The problem: Find and copy every line in the records that includes the string "ylabel".

Figure content listings:
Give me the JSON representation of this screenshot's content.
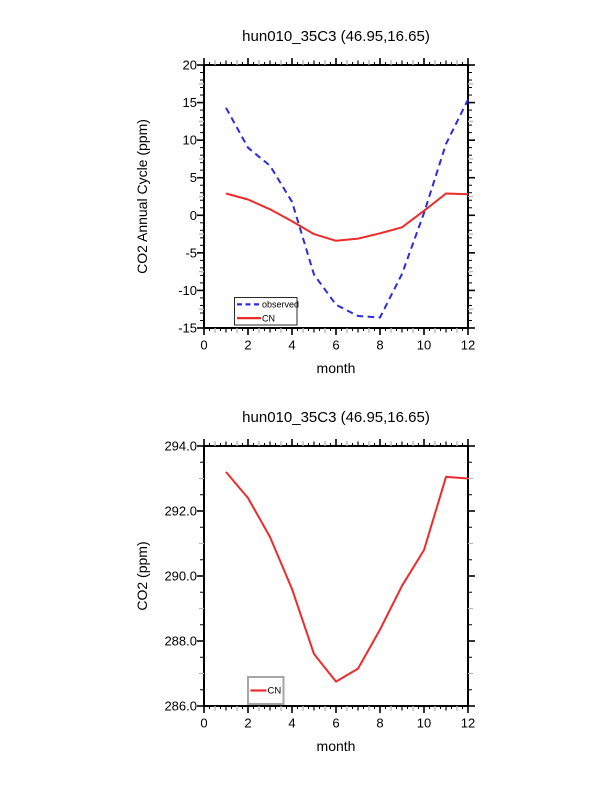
{
  "figure": {
    "background": "#ffffff",
    "frame_color": "#000000",
    "gray_tick_color": "#b4b4b4"
  },
  "chart_data": [
    {
      "type": "line",
      "title": "hun010_35C3 (46.95,16.65)",
      "xlabel": "month",
      "ylabel": "CO2 Annual Cycle (ppm)",
      "xlim": [
        0,
        12
      ],
      "ylim": [
        -15,
        20
      ],
      "xticks": [
        0,
        2,
        4,
        6,
        8,
        10,
        12
      ],
      "xticklabels": [
        "0",
        "2",
        "4",
        "6",
        "8",
        "10",
        "12"
      ],
      "yticks": [
        -15,
        -10,
        -5,
        0,
        5,
        10,
        15,
        20
      ],
      "yticklabels": [
        "-15",
        "-10",
        "-5",
        "0",
        "5",
        "10",
        "15",
        "20"
      ],
      "grid": false,
      "x": [
        1,
        2,
        3,
        4,
        5,
        6,
        7,
        8,
        9,
        10,
        11,
        12
      ],
      "series": [
        {
          "name": "observed",
          "color": "#2b2bdf",
          "dashed": true,
          "values": [
            14.3,
            9.0,
            6.6,
            1.8,
            -7.9,
            -11.9,
            -13.4,
            -13.6,
            -7.8,
            0.3,
            9.5,
            15.4
          ]
        },
        {
          "name": "CN",
          "color": "#ee2b2b",
          "dashed": false,
          "values": [
            2.9,
            2.1,
            0.8,
            -0.8,
            -2.5,
            -3.4,
            -3.1,
            -2.4,
            -1.6,
            0.6,
            2.9,
            2.8
          ]
        }
      ],
      "legend": {
        "entries": [
          "observed",
          "CN"
        ],
        "position": "lower-left",
        "border_color": "#2b2b2b"
      }
    },
    {
      "type": "line",
      "title": "hun010_35C3 (46.95,16.65)",
      "xlabel": "month",
      "ylabel": "CO2 (ppm)",
      "xlim": [
        0,
        12
      ],
      "ylim": [
        286,
        294
      ],
      "xticks": [
        0,
        2,
        4,
        6,
        8,
        10,
        12
      ],
      "xticklabels": [
        "0",
        "2",
        "4",
        "6",
        "8",
        "10",
        "12"
      ],
      "yticks": [
        286,
        288,
        290,
        292,
        294
      ],
      "yticklabels": [
        "286.0",
        "288.0",
        "290.0",
        "292.0",
        "294.0"
      ],
      "grid": false,
      "x": [
        1,
        2,
        3,
        4,
        5,
        6,
        7,
        8,
        9,
        10,
        11,
        12
      ],
      "series": [
        {
          "name": "CN",
          "color": "#ee2b2b",
          "dashed": false,
          "values": [
            293.2,
            292.4,
            291.2,
            289.6,
            287.6,
            286.75,
            287.15,
            288.35,
            289.7,
            290.8,
            293.05,
            293.0
          ]
        }
      ],
      "legend": {
        "entries": [
          "CN"
        ],
        "position": "lower-left",
        "border_color": "#a6a6a6"
      }
    }
  ]
}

Finished exercise:
      "ylabel": "CO2 Annual Cycle (ppm)",
      "ylabel": "CO2 (ppm)",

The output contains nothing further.